- [Given entries]
□ □ □ □ □
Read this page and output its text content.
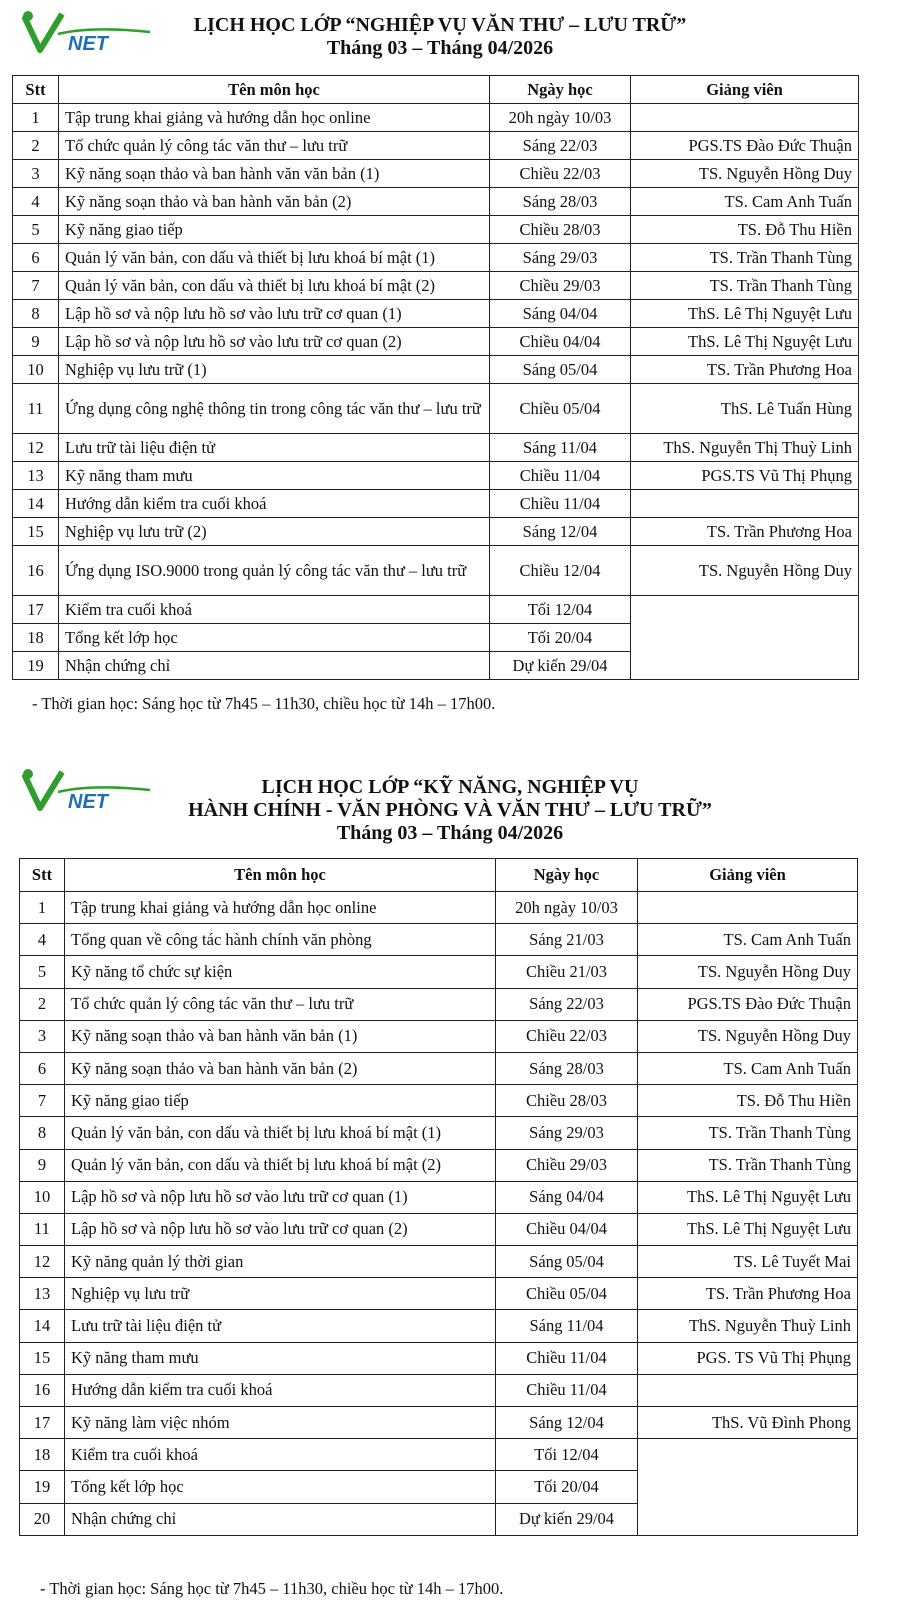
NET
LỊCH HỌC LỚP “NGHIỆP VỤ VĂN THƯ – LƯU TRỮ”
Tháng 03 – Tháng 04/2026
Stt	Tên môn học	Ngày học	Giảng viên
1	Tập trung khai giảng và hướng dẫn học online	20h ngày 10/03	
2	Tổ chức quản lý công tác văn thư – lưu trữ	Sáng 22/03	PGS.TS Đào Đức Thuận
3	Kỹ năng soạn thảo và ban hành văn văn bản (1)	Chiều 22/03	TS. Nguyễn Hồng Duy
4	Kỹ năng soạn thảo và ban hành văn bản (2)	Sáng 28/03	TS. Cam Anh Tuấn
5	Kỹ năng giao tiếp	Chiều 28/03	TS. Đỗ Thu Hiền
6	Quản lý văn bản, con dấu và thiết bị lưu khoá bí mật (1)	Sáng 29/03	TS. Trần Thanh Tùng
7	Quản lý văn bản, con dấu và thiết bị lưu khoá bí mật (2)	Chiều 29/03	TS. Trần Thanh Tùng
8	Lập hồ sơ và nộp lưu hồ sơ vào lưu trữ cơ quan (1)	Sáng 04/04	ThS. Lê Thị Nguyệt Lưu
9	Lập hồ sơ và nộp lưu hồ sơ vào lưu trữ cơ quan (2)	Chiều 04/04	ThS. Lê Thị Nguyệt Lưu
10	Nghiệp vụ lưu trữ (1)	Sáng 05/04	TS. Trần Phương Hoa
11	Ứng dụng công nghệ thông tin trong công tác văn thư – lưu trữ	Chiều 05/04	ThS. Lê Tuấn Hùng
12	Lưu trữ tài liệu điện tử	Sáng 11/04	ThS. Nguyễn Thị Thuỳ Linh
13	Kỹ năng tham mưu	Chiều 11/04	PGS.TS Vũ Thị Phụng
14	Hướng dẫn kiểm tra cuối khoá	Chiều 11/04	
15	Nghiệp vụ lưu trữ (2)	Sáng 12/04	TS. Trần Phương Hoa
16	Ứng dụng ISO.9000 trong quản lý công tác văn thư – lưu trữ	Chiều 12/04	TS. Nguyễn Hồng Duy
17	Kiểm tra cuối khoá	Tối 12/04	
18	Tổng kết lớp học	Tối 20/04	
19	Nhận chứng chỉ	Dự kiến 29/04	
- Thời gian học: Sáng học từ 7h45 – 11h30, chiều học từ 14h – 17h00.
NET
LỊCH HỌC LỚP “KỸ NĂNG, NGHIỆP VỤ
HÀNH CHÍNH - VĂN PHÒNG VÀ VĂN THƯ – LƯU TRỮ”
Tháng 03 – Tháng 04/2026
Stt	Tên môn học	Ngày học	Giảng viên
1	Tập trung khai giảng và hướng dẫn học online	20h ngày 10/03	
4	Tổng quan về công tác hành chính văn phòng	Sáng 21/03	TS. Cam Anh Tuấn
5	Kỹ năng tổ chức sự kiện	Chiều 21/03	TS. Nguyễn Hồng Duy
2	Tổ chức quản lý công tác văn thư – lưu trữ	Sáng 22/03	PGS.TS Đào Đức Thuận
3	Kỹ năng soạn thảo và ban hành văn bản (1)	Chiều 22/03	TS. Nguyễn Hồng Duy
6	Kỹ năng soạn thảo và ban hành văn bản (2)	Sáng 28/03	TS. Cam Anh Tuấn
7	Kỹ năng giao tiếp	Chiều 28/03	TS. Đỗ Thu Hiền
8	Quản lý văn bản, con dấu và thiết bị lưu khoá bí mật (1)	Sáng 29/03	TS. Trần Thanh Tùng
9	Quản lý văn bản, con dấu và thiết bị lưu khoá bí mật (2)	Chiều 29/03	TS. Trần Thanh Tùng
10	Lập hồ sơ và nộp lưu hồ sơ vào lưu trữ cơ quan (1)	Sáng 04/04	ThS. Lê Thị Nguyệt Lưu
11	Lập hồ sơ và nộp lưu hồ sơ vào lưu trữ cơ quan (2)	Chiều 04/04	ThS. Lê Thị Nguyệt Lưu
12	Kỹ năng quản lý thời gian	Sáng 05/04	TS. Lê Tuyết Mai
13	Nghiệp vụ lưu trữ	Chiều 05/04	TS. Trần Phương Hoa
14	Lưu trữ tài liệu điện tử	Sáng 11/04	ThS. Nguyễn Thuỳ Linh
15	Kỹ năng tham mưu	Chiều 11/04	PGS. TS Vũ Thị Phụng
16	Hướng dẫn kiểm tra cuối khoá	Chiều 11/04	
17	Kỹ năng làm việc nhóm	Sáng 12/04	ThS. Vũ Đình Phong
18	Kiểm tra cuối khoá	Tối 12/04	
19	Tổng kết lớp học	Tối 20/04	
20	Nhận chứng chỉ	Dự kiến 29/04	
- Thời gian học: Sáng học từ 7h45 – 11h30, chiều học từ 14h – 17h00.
□ □ □ □ □
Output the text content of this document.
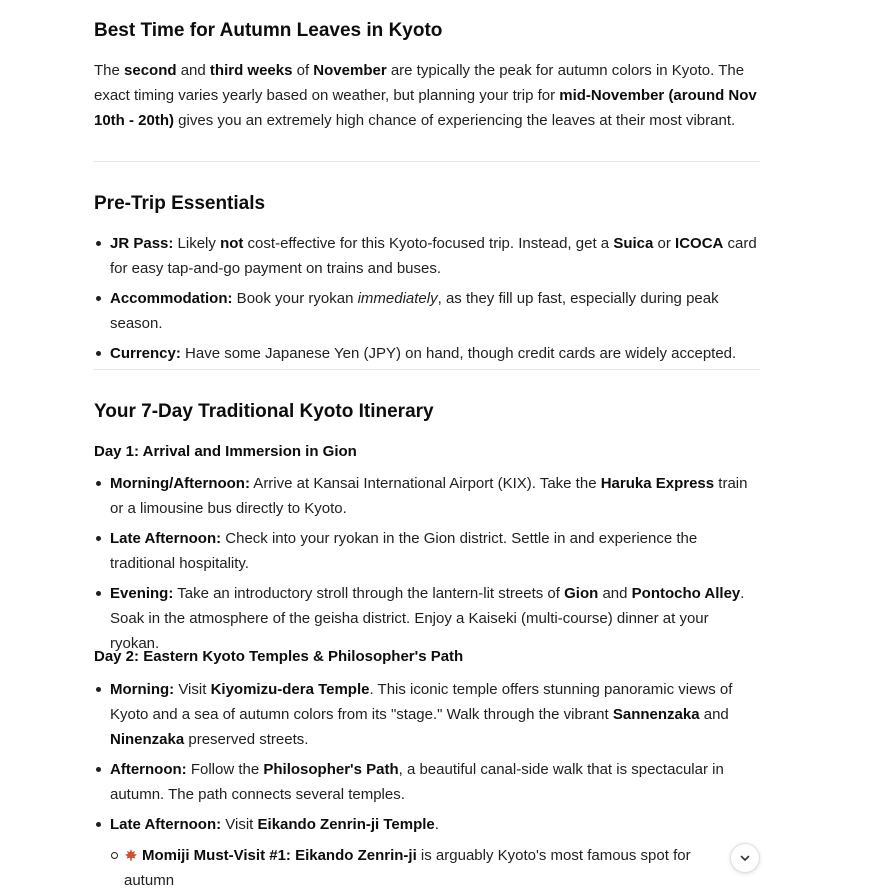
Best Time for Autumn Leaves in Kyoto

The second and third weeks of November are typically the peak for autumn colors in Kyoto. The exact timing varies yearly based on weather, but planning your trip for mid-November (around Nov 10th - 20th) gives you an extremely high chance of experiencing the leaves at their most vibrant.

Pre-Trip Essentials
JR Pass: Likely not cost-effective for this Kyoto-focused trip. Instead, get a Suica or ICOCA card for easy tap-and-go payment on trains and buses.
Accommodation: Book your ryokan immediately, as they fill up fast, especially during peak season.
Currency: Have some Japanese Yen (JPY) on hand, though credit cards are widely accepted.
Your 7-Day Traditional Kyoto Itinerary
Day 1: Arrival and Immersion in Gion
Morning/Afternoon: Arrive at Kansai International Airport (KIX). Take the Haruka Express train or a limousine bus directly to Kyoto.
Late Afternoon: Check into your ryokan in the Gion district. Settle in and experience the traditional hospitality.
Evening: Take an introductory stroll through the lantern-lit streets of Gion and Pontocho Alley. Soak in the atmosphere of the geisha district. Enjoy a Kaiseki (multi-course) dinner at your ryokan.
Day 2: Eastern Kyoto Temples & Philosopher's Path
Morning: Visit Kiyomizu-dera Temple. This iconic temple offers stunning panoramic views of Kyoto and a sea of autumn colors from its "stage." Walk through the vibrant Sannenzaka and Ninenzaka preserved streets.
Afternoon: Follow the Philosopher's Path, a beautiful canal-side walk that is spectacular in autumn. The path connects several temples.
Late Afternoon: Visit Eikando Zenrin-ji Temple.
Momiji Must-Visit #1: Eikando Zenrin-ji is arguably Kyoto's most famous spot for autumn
□ □ □ □ □
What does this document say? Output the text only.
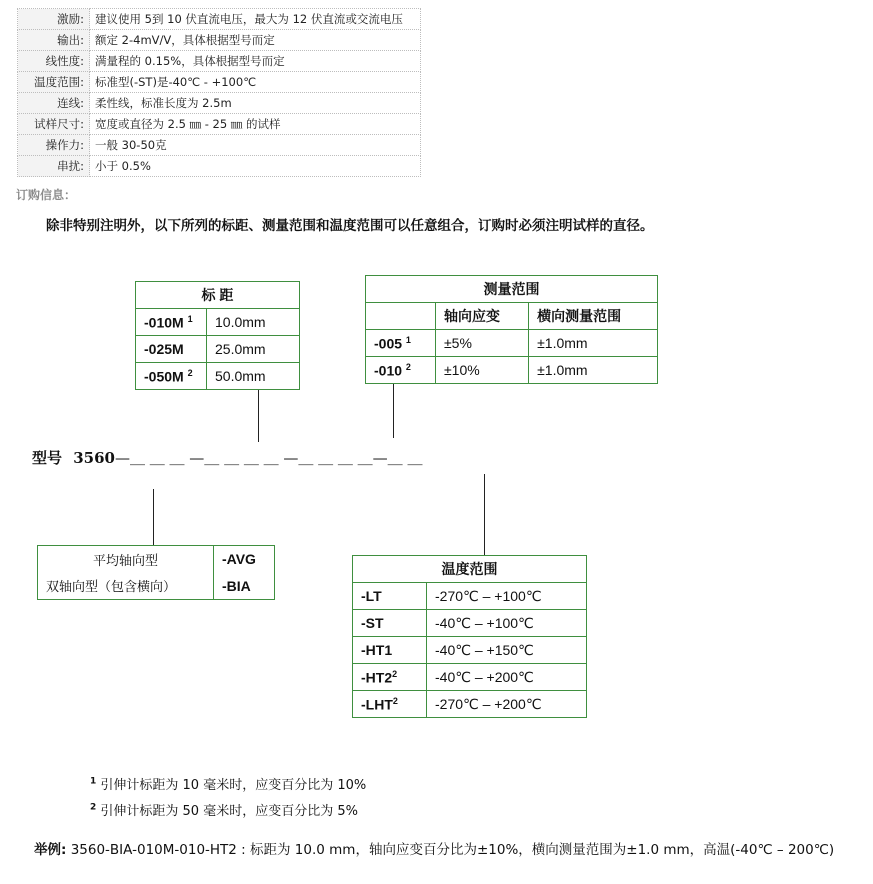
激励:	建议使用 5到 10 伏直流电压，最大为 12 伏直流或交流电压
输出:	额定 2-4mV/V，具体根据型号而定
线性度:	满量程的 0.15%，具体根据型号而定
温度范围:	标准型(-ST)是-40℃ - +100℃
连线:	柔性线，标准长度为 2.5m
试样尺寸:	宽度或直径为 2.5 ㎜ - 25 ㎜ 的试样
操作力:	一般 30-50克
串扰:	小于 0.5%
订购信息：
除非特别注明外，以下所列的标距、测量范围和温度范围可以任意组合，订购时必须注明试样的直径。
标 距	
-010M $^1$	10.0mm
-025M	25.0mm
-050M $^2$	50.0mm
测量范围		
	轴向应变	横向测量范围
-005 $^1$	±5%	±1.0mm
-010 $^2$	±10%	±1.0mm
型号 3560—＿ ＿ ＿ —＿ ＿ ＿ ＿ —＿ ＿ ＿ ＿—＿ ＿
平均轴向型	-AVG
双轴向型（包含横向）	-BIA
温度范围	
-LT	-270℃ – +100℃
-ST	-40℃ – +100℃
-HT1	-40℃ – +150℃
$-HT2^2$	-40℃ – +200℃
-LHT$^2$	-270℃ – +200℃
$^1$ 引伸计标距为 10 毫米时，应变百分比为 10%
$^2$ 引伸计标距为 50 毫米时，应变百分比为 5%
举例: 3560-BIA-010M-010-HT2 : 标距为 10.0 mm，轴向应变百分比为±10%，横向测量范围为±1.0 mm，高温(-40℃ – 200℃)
□ □ □ □ □
- [Set task] Scan the data for the word "Tùng" and copy every line where it shows up.

- [The output]
6	Quản lý văn bản, con dấu và thiết bị lưu khoá bí mật (1)	Sáng 29/03	TS. Trần Thanh Tùng
7	Quản lý văn bản, con dấu và thiết bị lưu khoá bí mật (2)	Chiều 29/03	TS. Trần Thanh Tùng
8	Quản lý văn bản, con dấu và thiết bị lưu khoá bí mật (1)	Sáng 29/03	TS. Trần Thanh Tùng
9	Quản lý văn bản, con dấu và thiết bị lưu khoá bí mật (2)	Chiều 29/03	TS. Trần Thanh Tùng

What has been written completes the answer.